-- Your assignment --
Extend the reflection on teaching online Harry Potter courses, starting right after its final sentence.

-- Exercise passage --
________________________
[This post is part of my attempted practice this semester of writing a reflection on my teaching each week. This semester, CSUDH, like all the universities in the California State University system are primarily online. I am teaching a freshman seminar (synchronous) and an upper-division interdisciplinary studies course (asynchronous), both on reading Harry Potter and digital fandom. My motivation to do these blogging reflections came out of a summer workshop on supporting first-generation college students and its requirement that we reflect regularly on our teaching practices this semester.]
Today is the first day of #scholarstrike. I did teach my freshman Harry Potter course today, but it met at 8:30 AM, before the strike officially started, and we devoted the class to issues of race in the books and films, especially to the “what if” proposition of how their reading of the novels would have changed if, instead of Emma Watson, a Black actress had been cast as Hermione.
This was always going to be a difficult semester. The national and global situations are terrible and produce anxiety every day when I read the paper. My teaching is all online this term, as is almost all of the teaching in the CSU system. I’m teaching a course that’s all freshmen for the first time at CSUDH. And both of my classes are on Harry Potter.
That last one needs some explaining as I’ve taught Harry Potter before. However, this is the first class I’ve taught on the series since J.K. Rowling has started tweeting and writing anti-transgender social media posts. It’s hard because I don’t know that I would have proposed these courses if she’d written these things a year ago. I’m getting around it by highlighting the pushback from her fans. This isn’t a stretch of the content as both my freshman and upper-division courses are structured to focus on the Potterverse fandom and digital fan creations.
________________________
-- Dataset records --
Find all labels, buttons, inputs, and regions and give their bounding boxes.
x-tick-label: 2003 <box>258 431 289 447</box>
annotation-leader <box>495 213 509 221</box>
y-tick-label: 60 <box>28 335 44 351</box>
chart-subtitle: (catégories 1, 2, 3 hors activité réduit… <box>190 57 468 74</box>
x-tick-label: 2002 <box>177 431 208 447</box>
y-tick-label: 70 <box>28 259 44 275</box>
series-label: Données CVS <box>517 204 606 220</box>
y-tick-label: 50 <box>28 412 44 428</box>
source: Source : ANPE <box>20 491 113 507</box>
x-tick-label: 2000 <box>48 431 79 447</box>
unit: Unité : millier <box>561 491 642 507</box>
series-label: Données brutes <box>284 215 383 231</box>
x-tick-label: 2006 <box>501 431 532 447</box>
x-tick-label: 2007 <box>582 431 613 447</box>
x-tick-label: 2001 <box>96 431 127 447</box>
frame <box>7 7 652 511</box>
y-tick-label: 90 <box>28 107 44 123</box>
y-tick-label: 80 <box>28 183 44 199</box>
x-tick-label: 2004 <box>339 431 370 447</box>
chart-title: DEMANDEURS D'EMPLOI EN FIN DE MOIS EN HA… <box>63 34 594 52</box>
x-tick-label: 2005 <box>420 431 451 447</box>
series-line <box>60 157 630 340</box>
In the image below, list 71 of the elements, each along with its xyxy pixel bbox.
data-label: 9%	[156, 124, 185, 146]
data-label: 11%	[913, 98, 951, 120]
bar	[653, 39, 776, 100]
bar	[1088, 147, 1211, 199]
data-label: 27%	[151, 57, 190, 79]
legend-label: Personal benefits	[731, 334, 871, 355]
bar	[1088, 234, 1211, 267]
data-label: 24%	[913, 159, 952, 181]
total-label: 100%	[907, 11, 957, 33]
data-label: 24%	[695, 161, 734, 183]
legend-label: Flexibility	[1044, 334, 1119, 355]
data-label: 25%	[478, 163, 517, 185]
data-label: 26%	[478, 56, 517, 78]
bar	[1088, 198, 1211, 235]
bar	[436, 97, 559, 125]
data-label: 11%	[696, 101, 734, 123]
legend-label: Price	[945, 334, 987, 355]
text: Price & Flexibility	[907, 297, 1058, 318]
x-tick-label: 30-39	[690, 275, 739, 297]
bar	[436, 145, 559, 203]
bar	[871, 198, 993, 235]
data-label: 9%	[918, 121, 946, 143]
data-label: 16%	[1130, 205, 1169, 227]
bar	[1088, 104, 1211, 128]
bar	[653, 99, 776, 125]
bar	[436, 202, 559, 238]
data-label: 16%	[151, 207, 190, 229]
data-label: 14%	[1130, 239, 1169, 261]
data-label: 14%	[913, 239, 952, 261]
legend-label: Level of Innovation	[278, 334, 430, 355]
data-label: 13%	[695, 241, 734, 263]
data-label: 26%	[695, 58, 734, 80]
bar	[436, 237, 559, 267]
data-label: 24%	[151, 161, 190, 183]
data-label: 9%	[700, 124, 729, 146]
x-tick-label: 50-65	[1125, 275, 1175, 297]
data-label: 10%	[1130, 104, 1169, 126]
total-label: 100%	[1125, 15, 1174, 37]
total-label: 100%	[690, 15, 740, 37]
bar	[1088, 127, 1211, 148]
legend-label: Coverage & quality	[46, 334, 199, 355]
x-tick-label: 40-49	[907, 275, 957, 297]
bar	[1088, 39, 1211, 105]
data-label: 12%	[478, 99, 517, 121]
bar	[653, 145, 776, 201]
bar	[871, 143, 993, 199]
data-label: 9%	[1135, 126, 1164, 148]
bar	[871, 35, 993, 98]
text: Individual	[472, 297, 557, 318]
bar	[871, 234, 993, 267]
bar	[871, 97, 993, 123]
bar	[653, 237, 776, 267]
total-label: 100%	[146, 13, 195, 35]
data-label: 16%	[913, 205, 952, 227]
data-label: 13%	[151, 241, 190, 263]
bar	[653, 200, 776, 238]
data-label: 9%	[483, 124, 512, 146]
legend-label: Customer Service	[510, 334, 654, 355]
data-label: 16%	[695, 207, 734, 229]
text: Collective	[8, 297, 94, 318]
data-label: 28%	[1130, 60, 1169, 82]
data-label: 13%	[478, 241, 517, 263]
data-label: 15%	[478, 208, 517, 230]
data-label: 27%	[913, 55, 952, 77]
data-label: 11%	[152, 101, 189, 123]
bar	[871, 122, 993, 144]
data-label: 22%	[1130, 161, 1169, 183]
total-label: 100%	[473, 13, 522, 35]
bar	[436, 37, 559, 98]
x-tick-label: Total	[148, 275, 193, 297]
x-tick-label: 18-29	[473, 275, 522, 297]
________________________
-- Answer area --
Harry Potter aside, the main reason this is a hard semester is that my own state right now is one of grief. Just before midnight on July 26, my mother died of pancreatic cancer after having exhausted every possible treatment for two and a half years. It was a hard and painful illness. Jesse Stommel reminded me on Twitter of bell hooks writing on embodiment in our classrooms, and how important that is in online spaces. I feel like right now I embody grief, that sometimes I am numb either with it or to it only to have it break out and wash over me. This is a season of grief.
I’ve tried to be as honest as I can with my students throughout my time in the classroom over the past ten years, but don’t want to burden my students with this pain. In this time of COVID, racial violence, and political uncertainty, I feel like they’re carrying too much of their own pain. Yet I can say my grief is affecting my reading of something as escapist as Harry Potter. In this time of stress, I want the class to be about pleasure — the pleasure one can take in a fandom especially, but I confess I’m not feeling pleasure very well right now.
All that said, I have tried to make the semester fun and personal. I want them to feel special and to have some fun. To that end, I sent each of my students a Hogwarts letter by snail mail, sealing each with a wax seal. It felt right for them to have something tangible in this all-digital semester.